Records from a collection:

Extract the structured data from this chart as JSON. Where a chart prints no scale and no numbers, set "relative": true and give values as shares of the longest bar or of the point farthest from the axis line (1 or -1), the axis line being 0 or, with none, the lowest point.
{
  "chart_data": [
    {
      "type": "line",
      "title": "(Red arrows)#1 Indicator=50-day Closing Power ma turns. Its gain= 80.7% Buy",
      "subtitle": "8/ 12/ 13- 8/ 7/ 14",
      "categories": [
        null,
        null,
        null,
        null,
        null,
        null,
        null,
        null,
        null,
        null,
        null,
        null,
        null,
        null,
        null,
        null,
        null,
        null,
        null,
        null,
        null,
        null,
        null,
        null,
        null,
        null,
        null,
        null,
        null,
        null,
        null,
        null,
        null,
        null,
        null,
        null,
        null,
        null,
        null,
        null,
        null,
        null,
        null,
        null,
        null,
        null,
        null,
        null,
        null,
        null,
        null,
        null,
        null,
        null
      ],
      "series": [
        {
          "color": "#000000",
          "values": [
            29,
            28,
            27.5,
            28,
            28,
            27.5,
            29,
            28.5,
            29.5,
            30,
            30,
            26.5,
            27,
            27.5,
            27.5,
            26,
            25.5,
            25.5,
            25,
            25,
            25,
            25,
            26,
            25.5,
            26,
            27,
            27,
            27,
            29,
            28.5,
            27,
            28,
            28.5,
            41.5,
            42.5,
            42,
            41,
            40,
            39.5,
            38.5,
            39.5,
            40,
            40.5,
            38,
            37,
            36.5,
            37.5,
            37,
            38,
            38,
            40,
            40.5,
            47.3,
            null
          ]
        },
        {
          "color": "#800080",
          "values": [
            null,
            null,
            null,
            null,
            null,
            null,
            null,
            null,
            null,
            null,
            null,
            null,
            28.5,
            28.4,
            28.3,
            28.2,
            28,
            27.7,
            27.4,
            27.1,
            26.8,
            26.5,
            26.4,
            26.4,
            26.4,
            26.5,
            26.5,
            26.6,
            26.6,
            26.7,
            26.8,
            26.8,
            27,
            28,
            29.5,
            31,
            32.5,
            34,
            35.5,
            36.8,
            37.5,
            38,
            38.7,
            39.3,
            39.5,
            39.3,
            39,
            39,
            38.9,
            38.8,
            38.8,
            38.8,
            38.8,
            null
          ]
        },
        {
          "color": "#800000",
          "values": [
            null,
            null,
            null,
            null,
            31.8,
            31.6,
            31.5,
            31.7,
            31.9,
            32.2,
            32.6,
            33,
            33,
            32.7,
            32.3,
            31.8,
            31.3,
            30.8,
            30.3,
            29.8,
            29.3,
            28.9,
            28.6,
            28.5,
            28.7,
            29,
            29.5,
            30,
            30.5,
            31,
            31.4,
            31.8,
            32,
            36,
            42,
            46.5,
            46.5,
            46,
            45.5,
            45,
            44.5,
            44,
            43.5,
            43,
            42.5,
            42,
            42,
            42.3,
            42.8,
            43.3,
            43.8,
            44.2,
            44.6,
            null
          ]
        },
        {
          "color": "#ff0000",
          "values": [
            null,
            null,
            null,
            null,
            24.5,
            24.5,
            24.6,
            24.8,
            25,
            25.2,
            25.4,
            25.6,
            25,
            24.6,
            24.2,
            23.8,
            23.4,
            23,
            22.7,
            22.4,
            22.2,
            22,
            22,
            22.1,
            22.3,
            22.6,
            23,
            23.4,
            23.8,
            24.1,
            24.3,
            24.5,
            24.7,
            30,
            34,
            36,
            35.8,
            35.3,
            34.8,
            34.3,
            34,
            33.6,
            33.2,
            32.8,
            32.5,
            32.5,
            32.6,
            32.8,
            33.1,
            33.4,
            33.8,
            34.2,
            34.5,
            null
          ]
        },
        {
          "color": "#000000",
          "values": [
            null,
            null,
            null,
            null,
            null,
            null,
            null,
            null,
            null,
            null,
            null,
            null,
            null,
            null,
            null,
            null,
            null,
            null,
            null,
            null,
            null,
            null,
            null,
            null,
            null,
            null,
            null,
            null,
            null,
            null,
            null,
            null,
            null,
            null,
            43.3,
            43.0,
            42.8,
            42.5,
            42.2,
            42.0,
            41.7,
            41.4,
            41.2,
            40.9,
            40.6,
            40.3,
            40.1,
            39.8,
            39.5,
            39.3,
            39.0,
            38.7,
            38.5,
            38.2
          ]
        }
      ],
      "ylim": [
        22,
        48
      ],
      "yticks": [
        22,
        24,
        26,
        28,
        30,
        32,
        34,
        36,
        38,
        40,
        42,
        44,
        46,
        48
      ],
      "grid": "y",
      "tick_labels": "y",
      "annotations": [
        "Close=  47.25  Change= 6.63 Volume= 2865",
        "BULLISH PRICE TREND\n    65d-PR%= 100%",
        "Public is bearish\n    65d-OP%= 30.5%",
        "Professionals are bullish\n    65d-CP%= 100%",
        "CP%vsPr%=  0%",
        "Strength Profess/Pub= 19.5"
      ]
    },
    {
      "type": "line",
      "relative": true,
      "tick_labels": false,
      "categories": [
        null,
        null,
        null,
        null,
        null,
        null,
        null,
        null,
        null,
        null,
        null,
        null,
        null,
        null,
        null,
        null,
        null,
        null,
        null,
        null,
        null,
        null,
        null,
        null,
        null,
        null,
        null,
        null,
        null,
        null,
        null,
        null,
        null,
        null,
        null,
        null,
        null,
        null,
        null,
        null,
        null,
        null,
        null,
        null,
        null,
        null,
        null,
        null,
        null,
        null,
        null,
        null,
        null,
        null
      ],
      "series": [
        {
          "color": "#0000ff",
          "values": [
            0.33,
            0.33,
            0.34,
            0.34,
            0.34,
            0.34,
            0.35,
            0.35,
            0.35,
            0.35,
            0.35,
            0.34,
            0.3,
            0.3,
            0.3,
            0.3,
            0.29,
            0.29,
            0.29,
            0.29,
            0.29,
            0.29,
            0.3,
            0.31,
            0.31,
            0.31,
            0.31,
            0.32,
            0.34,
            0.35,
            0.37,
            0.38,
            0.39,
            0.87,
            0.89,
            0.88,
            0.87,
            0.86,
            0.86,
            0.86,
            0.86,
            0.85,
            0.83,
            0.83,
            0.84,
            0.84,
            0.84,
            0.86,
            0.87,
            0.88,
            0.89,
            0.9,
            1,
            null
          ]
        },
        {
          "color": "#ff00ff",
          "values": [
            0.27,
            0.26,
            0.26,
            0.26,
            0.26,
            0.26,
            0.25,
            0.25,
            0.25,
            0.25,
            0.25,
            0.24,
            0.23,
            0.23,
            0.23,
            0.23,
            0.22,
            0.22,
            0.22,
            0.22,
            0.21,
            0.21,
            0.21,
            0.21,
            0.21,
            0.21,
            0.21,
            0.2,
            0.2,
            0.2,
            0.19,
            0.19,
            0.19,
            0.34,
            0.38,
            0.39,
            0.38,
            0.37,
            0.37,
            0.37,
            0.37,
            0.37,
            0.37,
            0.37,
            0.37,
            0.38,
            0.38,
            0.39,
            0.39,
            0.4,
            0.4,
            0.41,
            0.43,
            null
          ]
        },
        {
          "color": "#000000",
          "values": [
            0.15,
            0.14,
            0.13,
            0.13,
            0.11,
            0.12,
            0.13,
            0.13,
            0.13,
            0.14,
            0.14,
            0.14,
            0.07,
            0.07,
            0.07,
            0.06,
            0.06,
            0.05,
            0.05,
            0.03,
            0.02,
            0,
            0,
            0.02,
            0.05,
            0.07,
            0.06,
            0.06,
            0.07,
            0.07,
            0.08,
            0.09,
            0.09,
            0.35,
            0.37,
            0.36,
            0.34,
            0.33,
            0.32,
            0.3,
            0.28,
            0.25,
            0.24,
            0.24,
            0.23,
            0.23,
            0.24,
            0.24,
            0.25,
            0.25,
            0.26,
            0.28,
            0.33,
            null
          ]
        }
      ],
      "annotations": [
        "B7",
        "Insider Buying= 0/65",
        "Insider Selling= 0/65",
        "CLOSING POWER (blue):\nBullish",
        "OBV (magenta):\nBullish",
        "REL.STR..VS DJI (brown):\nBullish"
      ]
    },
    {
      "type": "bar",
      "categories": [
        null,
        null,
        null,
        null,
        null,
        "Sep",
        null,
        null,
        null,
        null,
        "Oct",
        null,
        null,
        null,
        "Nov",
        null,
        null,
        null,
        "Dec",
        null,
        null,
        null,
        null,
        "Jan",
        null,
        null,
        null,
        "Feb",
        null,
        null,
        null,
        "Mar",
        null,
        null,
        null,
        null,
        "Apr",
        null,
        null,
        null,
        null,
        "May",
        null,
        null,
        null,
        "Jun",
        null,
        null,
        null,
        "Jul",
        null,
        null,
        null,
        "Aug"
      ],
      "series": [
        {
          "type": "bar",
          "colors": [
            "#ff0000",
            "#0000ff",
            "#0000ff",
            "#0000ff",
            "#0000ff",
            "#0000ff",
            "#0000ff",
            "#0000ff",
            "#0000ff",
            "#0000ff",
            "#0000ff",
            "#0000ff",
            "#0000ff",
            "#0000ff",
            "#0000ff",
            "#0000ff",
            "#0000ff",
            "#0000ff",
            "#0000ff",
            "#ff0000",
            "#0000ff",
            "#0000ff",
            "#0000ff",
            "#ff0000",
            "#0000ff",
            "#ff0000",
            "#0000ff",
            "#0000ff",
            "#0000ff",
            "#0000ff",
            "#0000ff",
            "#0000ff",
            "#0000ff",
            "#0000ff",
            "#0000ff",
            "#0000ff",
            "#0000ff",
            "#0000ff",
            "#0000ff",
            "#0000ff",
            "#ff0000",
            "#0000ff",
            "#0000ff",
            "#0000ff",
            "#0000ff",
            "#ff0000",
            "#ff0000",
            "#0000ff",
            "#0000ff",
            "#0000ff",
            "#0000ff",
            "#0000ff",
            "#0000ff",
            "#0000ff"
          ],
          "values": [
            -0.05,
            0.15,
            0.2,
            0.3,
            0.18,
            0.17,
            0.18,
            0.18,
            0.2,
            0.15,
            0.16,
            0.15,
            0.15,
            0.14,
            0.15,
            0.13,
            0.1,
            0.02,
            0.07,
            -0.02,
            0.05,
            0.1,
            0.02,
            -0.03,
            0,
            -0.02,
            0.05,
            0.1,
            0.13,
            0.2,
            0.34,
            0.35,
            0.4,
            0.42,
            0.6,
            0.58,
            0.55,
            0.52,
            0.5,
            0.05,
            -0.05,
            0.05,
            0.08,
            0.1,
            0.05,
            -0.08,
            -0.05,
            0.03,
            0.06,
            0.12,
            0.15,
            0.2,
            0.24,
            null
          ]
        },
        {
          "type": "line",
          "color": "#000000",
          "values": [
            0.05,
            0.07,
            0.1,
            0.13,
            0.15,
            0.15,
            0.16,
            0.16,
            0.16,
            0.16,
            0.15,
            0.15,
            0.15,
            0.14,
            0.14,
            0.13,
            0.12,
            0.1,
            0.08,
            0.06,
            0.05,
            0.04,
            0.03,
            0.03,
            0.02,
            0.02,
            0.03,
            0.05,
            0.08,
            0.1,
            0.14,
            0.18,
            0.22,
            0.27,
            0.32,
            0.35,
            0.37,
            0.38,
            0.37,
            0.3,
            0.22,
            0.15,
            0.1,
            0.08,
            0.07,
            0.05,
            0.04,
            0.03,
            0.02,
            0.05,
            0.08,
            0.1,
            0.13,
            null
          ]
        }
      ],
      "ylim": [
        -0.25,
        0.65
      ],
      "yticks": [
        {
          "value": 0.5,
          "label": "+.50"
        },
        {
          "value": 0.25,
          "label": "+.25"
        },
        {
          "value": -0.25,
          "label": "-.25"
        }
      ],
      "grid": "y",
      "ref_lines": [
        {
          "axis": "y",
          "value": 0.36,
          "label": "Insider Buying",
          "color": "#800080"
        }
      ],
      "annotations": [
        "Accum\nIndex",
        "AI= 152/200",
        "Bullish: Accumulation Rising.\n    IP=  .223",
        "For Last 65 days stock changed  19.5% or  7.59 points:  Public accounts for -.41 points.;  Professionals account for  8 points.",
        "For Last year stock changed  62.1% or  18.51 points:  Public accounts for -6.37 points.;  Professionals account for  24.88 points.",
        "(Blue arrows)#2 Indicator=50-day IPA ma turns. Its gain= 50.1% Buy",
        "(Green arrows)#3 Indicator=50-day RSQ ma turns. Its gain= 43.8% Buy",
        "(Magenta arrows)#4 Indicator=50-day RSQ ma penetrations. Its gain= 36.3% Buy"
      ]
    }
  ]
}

Description of the task: Using the listing above, show every line that includes the string "arrows".

Result for this task:
      "title": "(Red arrows)#1 Indicator=50-day Closing Power ma turns. Its gain= 80.7% Buy",
        "(Blue arrows)#2 Indicator=50-day IPA ma turns. Its gain= 50.1% Buy",
        "(Green arrows)#3 Indicator=50-day RSQ ma turns. Its gain= 43.8% Buy",
        "(Magenta arrows)#4 Indicator=50-day RSQ ma penetrations. Its gain= 36.3% Buy"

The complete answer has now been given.